The exercise. Reproduce every record below exactly as written, but leave out any pictures.

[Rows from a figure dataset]
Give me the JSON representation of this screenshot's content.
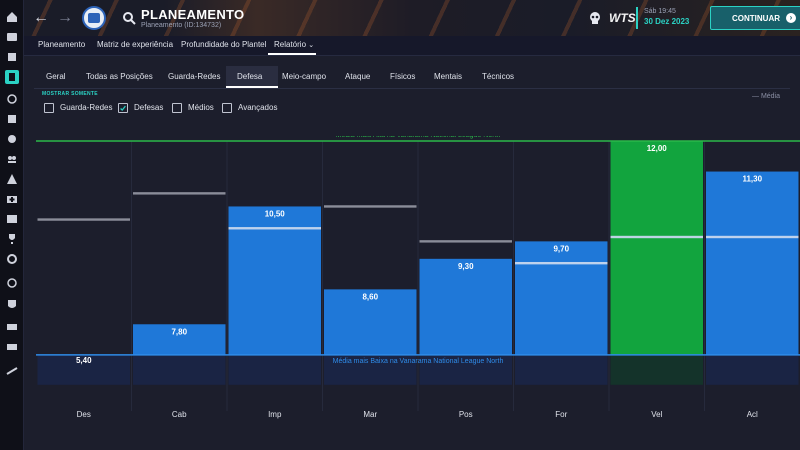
{
  "header": {
    "title": "PLANEAMENTO",
    "subtitle": "Planeamento (ID:134732)",
    "time": "Sáb 19:45",
    "date": "30 Dez 2023",
    "continue_label": "CONTINUAR",
    "brand": "WTS"
  },
  "menu": {
    "items": [
      "Planeamento",
      "Matriz de experiência",
      "Profundidade do Plantel",
      "Relatório"
    ]
  },
  "tabs": {
    "items": [
      "Geral",
      "Todas as Posições",
      "Guarda-Redes",
      "Defesa",
      "Meio-campo",
      "Ataque",
      "Físicos",
      "Mentais",
      "Técnicos"
    ],
    "active": "Defesa"
  },
  "filters": {
    "label": "MOSTRAR SOMENTE",
    "options": [
      {
        "label": "Guarda-Redes",
        "checked": false
      },
      {
        "label": "Defesas",
        "checked": true
      },
      {
        "label": "Médios",
        "checked": false
      },
      {
        "label": "Avançados",
        "checked": false
      }
    ],
    "legend": "— Média"
  },
  "colors": {
    "bar_blue": "#1f78d8",
    "bar_green": "#12a43e",
    "high_line": "#2bb84a",
    "low_line": "#2f8be8",
    "accent": "#2bd2c4"
  },
  "chart_data": {
    "type": "bar",
    "categories": [
      "Des",
      "Cab",
      "Imp",
      "Mar",
      "Pos",
      "For",
      "Vel",
      "Acl"
    ],
    "values": [
      5.4,
      7.8,
      10.5,
      8.6,
      9.3,
      9.7,
      12.0,
      11.3
    ],
    "value_labels": [
      "5,40",
      "7,80",
      "10,50",
      "8,60",
      "9,30",
      "9,70",
      "12,00",
      "11,30"
    ],
    "averages": [
      10.2,
      10.8,
      10.0,
      10.5,
      9.7,
      9.2,
      9.8,
      9.8
    ],
    "highlight_index": 6,
    "ref_high": {
      "value": 12.0,
      "label": "Média mais Alta na Vanarama National League North"
    },
    "ref_low": {
      "value": 7.1,
      "label": "Média mais Baixa na Vanarama National League North"
    },
    "ylim": [
      6.5,
      12.0
    ]
  }
}
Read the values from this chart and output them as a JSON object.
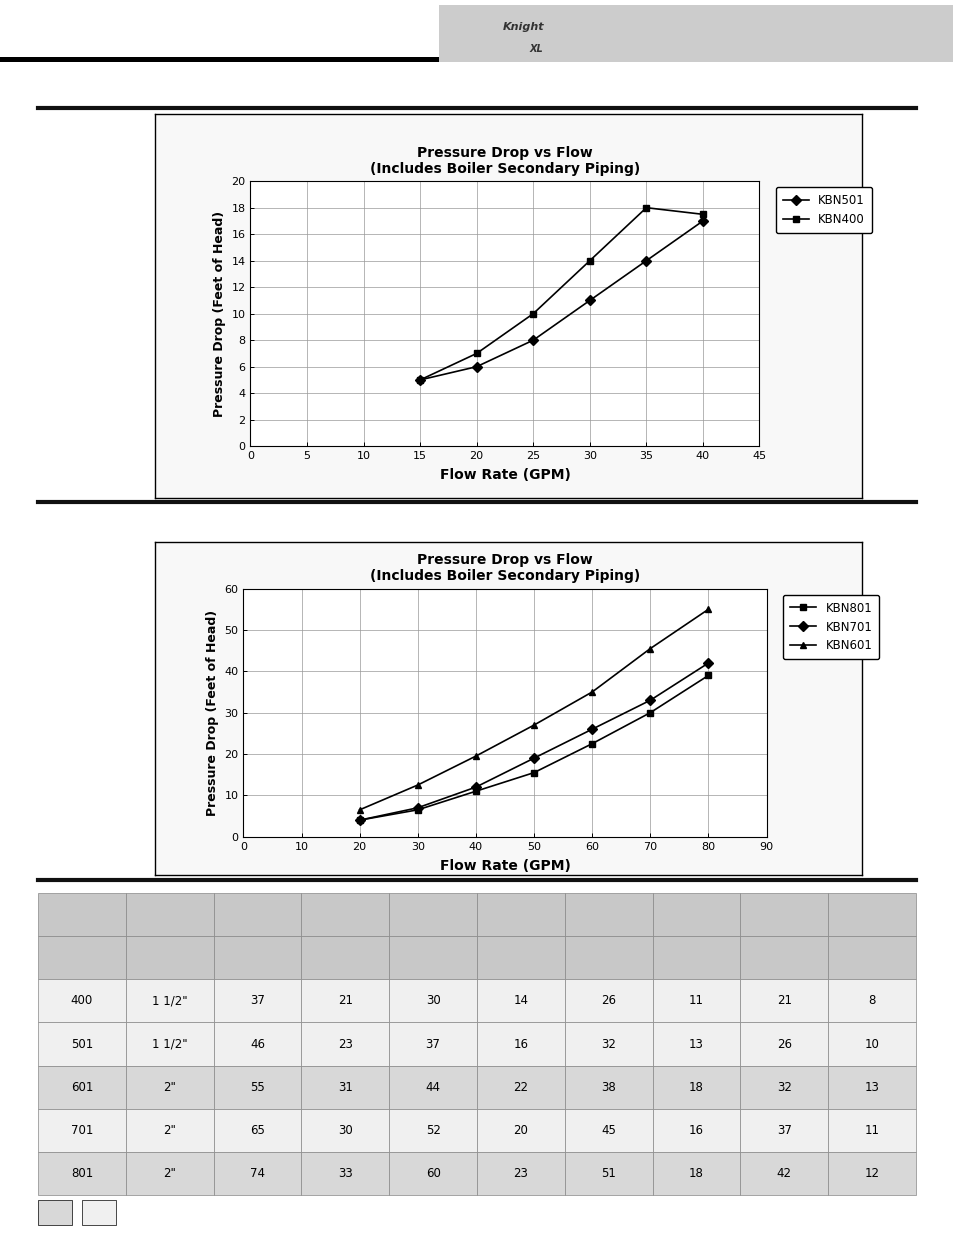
{
  "chart1": {
    "title": "Pressure Drop vs Flow\n(Includes Boiler Secondary Piping)",
    "xlabel": "Flow Rate (GPM)",
    "ylabel": "Pressure Drop (Feet of Head)",
    "xlim": [
      0,
      45
    ],
    "ylim": [
      0,
      20
    ],
    "xticks": [
      0,
      5,
      10,
      15,
      20,
      25,
      30,
      35,
      40,
      45
    ],
    "yticks": [
      0,
      2,
      4,
      6,
      8,
      10,
      12,
      14,
      16,
      18,
      20
    ],
    "series": [
      {
        "label": "KBN501",
        "x": [
          15,
          20,
          25,
          30,
          35,
          40
        ],
        "y": [
          5.0,
          6.0,
          8.0,
          11.0,
          14.0,
          17.0
        ],
        "marker": "D",
        "color": "#000000"
      },
      {
        "label": "KBN400",
        "x": [
          15,
          20,
          25,
          30,
          35,
          40
        ],
        "y": [
          5.0,
          7.0,
          10.0,
          14.0,
          18.0,
          17.5
        ],
        "marker": "s",
        "color": "#000000"
      }
    ]
  },
  "chart2": {
    "title": "Pressure Drop vs Flow\n(Includes Boiler Secondary Piping)",
    "xlabel": "Flow Rate (GPM)",
    "ylabel": "Pressure Drop (Feet of Head)",
    "xlim": [
      0,
      90
    ],
    "ylim": [
      0,
      60
    ],
    "xticks": [
      0,
      10,
      20,
      30,
      40,
      50,
      60,
      70,
      80,
      90
    ],
    "yticks": [
      0,
      10,
      20,
      30,
      40,
      50,
      60
    ],
    "series": [
      {
        "label": "KBN801",
        "x": [
          20,
          30,
          40,
          50,
          60,
          70,
          80
        ],
        "y": [
          4.0,
          6.5,
          11.0,
          15.5,
          22.5,
          30.0,
          39.0
        ],
        "marker": "s",
        "color": "#000000"
      },
      {
        "label": "KBN701",
        "x": [
          20,
          30,
          40,
          50,
          60,
          70,
          80
        ],
        "y": [
          4.0,
          7.0,
          12.0,
          19.0,
          26.0,
          33.0,
          42.0
        ],
        "marker": "D",
        "color": "#000000"
      },
      {
        "label": "KBN601",
        "x": [
          20,
          30,
          40,
          50,
          60,
          70,
          80
        ],
        "y": [
          6.5,
          12.5,
          19.5,
          27.0,
          35.0,
          45.5,
          55.0
        ],
        "marker": "^",
        "color": "#000000"
      }
    ]
  },
  "table_rows": [
    [
      "400",
      "1 1/2\"",
      "37",
      "21",
      "30",
      "14",
      "26",
      "11",
      "21",
      "8"
    ],
    [
      "501",
      "1 1/2\"",
      "46",
      "23",
      "37",
      "16",
      "32",
      "13",
      "26",
      "10"
    ],
    [
      "601",
      "2\"",
      "55",
      "31",
      "44",
      "22",
      "38",
      "18",
      "32",
      "13"
    ],
    [
      "701",
      "2\"",
      "65",
      "30",
      "52",
      "20",
      "45",
      "16",
      "37",
      "11"
    ],
    [
      "801",
      "2\"",
      "74",
      "33",
      "60",
      "23",
      "51",
      "18",
      "42",
      "12"
    ]
  ],
  "table_row_colors": [
    "#f0f0f0",
    "#f0f0f0",
    "#d8d8d8",
    "#f0f0f0",
    "#d8d8d8"
  ],
  "table_header_color": "#c8c8c8",
  "page_bg": "#ffffff",
  "logo_bar_color": "#cccccc",
  "chart_border_color": "#000000",
  "grid_color": "#999999",
  "sep_color": "#111111",
  "footer_sq1_color": "#d8d8d8",
  "footer_sq2_color": "#f0f0f0"
}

Reply.
Give me the JSON representation of this screenshot's content.
{
  "header": {
    "title": "PLANEAMENTO",
    "subtitle": "Planeamento (ID:134732)",
    "time": "Sáb 19:45",
    "date": "30 Dez 2023",
    "continue_label": "CONTINUAR",
    "brand": "WTS"
  },
  "menu": {
    "items": [
      "Planeamento",
      "Matriz de experiência",
      "Profundidade do Plantel",
      "Relatório"
    ]
  },
  "tabs": {
    "items": [
      "Geral",
      "Todas as Posições",
      "Guarda-Redes",
      "Defesa",
      "Meio-campo",
      "Ataque",
      "Físicos",
      "Mentais",
      "Técnicos"
    ],
    "active": "Defesa"
  },
  "filters": {
    "label": "MOSTRAR SOMENTE",
    "options": [
      {
        "label": "Guarda-Redes",
        "checked": false
      },
      {
        "label": "Defesas",
        "checked": true
      },
      {
        "label": "Médios",
        "checked": false
      },
      {
        "label": "Avançados",
        "checked": false
      }
    ],
    "legend": "— Média"
  },
  "colors": {
    "bar_blue": "#1f78d8",
    "bar_green": "#12a43e",
    "high_line": "#2bb84a",
    "low_line": "#2f8be8",
    "accent": "#2bd2c4"
  },
  "chart_data": {
    "type": "bar",
    "categories": [
      "Des",
      "Cab",
      "Imp",
      "Mar",
      "Pos",
      "For",
      "Vel",
      "Acl"
    ],
    "values": [
      5.4,
      7.8,
      10.5,
      8.6,
      9.3,
      9.7,
      12.0,
      11.3
    ],
    "value_labels": [
      "5,40",
      "7,80",
      "10,50",
      "8,60",
      "9,30",
      "9,70",
      "12,00",
      "11,30"
    ],
    "averages": [
      10.2,
      10.8,
      10.0,
      10.5,
      9.7,
      9.2,
      9.8,
      9.8
    ],
    "highlight_index": 6,
    "ref_high": {
      "value": 12.0,
      "label": "Média mais Alta na Vanarama National League North"
    },
    "ref_low": {
      "value": 7.1,
      "label": "Média mais Baixa na Vanarama National League North"
    },
    "ylim": [
      6.5,
      12.0
    ]
  }
}
Read the values from this chart and output them as a JSON object.
{
  "chart1": {
    "title": "Pressure Drop vs Flow\n(Includes Boiler Secondary Piping)",
    "xlabel": "Flow Rate (GPM)",
    "ylabel": "Pressure Drop (Feet of Head)",
    "xlim": [
      0,
      45
    ],
    "ylim": [
      0,
      20
    ],
    "xticks": [
      0,
      5,
      10,
      15,
      20,
      25,
      30,
      35,
      40,
      45
    ],
    "yticks": [
      0,
      2,
      4,
      6,
      8,
      10,
      12,
      14,
      16,
      18,
      20
    ],
    "series": [
      {
        "label": "KBN501",
        "x": [
          15,
          20,
          25,
          30,
          35,
          40
        ],
        "y": [
          5.0,
          6.0,
          8.0,
          11.0,
          14.0,
          17.0
        ],
        "marker": "D",
        "color": "#000000"
      },
      {
        "label": "KBN400",
        "x": [
          15,
          20,
          25,
          30,
          35,
          40
        ],
        "y": [
          5.0,
          7.0,
          10.0,
          14.0,
          18.0,
          17.5
        ],
        "marker": "s",
        "color": "#000000"
      }
    ]
  },
  "chart2": {
    "title": "Pressure Drop vs Flow\n(Includes Boiler Secondary Piping)",
    "xlabel": "Flow Rate (GPM)",
    "ylabel": "Pressure Drop (Feet of Head)",
    "xlim": [
      0,
      90
    ],
    "ylim": [
      0,
      60
    ],
    "xticks": [
      0,
      10,
      20,
      30,
      40,
      50,
      60,
      70,
      80,
      90
    ],
    "yticks": [
      0,
      10,
      20,
      30,
      40,
      50,
      60
    ],
    "series": [
      {
        "label": "KBN801",
        "x": [
          20,
          30,
          40,
          50,
          60,
          70,
          80
        ],
        "y": [
          4.0,
          6.5,
          11.0,
          15.5,
          22.5,
          30.0,
          39.0
        ],
        "marker": "s",
        "color": "#000000"
      },
      {
        "label": "KBN701",
        "x": [
          20,
          30,
          40,
          50,
          60,
          70,
          80
        ],
        "y": [
          4.0,
          7.0,
          12.0,
          19.0,
          26.0,
          33.0,
          42.0
        ],
        "marker": "D",
        "color": "#000000"
      },
      {
        "label": "KBN601",
        "x": [
          20,
          30,
          40,
          50,
          60,
          70,
          80
        ],
        "y": [
          6.5,
          12.5,
          19.5,
          27.0,
          35.0,
          45.5,
          55.0
        ],
        "marker": "^",
        "color": "#000000"
      }
    ]
  },
  "table_rows": [
    [
      "400",
      "1 1/2\"",
      "37",
      "21",
      "30",
      "14",
      "26",
      "11",
      "21",
      "8"
    ],
    [
      "501",
      "1 1/2\"",
      "46",
      "23",
      "37",
      "16",
      "32",
      "13",
      "26",
      "10"
    ],
    [
      "601",
      "2\"",
      "55",
      "31",
      "44",
      "22",
      "38",
      "18",
      "32",
      "13"
    ],
    [
      "701",
      "2\"",
      "65",
      "30",
      "52",
      "20",
      "45",
      "16",
      "37",
      "11"
    ],
    [
      "801",
      "2\"",
      "74",
      "33",
      "60",
      "23",
      "51",
      "18",
      "42",
      "12"
    ]
  ],
  "table_row_colors": [
    "#f0f0f0",
    "#f0f0f0",
    "#d8d8d8",
    "#f0f0f0",
    "#d8d8d8"
  ],
  "table_header_color": "#c8c8c8",
  "page_bg": "#ffffff",
  "logo_bar_color": "#cccccc",
  "chart_border_color": "#000000",
  "grid_color": "#999999",
  "sep_color": "#111111",
  "footer_sq1_color": "#d8d8d8",
  "footer_sq2_color": "#f0f0f0"
}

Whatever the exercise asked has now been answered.